## TO DO
Show every line of the records below that contains the word "Google".

─── RECORDS SHOWN

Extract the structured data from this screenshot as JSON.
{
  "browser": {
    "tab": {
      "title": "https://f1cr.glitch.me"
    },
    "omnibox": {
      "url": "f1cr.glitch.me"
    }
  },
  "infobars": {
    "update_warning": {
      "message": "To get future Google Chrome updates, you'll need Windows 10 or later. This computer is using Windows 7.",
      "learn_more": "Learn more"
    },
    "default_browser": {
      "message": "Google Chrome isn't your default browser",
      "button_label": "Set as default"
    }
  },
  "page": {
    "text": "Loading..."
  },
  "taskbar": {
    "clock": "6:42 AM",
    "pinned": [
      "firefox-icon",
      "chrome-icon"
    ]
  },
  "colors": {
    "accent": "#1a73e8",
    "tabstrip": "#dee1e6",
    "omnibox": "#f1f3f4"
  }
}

──────

## ANSWER BELOW
      "message": "To get future Google Chrome updates, you'll need Windows 10 or later. This computer is using Windows 7.",
      "message": "Google Chrome isn't your default browser",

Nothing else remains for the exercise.